---------- Record excerpts
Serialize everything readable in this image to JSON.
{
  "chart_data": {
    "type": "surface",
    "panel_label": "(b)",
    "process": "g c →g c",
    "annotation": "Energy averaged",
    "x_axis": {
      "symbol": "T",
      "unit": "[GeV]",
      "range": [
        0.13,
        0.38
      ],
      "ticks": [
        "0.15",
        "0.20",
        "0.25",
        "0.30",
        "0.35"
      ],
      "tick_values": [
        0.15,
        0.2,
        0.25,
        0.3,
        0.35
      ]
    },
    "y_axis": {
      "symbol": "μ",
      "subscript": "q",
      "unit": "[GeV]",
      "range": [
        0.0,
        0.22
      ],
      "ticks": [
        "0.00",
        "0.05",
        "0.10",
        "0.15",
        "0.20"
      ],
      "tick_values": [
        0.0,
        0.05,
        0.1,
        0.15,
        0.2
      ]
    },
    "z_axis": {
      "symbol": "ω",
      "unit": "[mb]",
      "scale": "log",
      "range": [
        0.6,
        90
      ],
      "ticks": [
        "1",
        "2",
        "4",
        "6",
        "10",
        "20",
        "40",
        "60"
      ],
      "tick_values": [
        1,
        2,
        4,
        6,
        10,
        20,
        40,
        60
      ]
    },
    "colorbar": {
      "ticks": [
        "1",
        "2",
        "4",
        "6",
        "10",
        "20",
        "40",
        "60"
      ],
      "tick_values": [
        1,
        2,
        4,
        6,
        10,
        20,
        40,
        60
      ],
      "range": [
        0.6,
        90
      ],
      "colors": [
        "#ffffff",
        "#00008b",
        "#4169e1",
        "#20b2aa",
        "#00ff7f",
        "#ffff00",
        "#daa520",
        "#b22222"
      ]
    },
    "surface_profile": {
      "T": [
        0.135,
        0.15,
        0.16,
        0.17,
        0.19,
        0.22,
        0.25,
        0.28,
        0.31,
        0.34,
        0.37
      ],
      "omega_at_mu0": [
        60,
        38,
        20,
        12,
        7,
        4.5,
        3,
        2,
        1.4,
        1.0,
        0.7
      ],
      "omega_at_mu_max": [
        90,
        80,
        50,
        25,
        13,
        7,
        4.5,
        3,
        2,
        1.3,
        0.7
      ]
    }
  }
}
--------------------
**What is needed:** Type the material above out again, exactly.

**Written response:**
Serialize everything readable in this image to JSON.
{
  "chart_data": {
    "type": "surface",
    "panel_label": "(b)",
    "process": "g c →g c",
    "annotation": "Energy averaged",
    "x_axis": {
      "symbol": "T",
      "unit": "[GeV]",
      "range": [
        0.13,
        0.38
      ],
      "ticks": [
        "0.15",
        "0.20",
        "0.25",
        "0.30",
        "0.35"
      ],
      "tick_values": [
        0.15,
        0.2,
        0.25,
        0.3,
        0.35
      ]
    },
    "y_axis": {
      "symbol": "μ",
      "subscript": "q",
      "unit": "[GeV]",
      "range": [
        0.0,
        0.22
      ],
      "ticks": [
        "0.00",
        "0.05",
        "0.10",
        "0.15",
        "0.20"
      ],
      "tick_values": [
        0.0,
        0.05,
        0.1,
        0.15,
        0.2
      ]
    },
    "z_axis": {
      "symbol": "ω",
      "unit": "[mb]",
      "scale": "log",
      "range": [
        0.6,
        90
      ],
      "ticks": [
        "1",
        "2",
        "4",
        "6",
        "10",
        "20",
        "40",
        "60"
      ],
      "tick_values": [
        1,
        2,
        4,
        6,
        10,
        20,
        40,
        60
      ]
    },
    "colorbar": {
      "ticks": [
        "1",
        "2",
        "4",
        "6",
        "10",
        "20",
        "40",
        "60"
      ],
      "tick_values": [
        1,
        2,
        4,
        6,
        10,
        20,
        40,
        60
      ],
      "range": [
        0.6,
        90
      ],
      "colors": [
        "#ffffff",
        "#00008b",
        "#4169e1",
        "#20b2aa",
        "#00ff7f",
        "#ffff00",
        "#daa520",
        "#b22222"
      ]
    },
    "surface_profile": {
      "T": [
        0.135,
        0.15,
        0.16,
        0.17,
        0.19,
        0.22,
        0.25,
        0.28,
        0.31,
        0.34,
        0.37
      ],
      "omega_at_mu0": [
        60,
        38,
        20,
        12,
        7,
        4.5,
        3,
        2,
        1.4,
        1.0,
        0.7
      ],
      "omega_at_mu_max": [
        90,
        80,
        50,
        25,
        13,
        7,
        4.5,
        3,
        2,
        1.3,
        0.7
      ]
    }
  }
}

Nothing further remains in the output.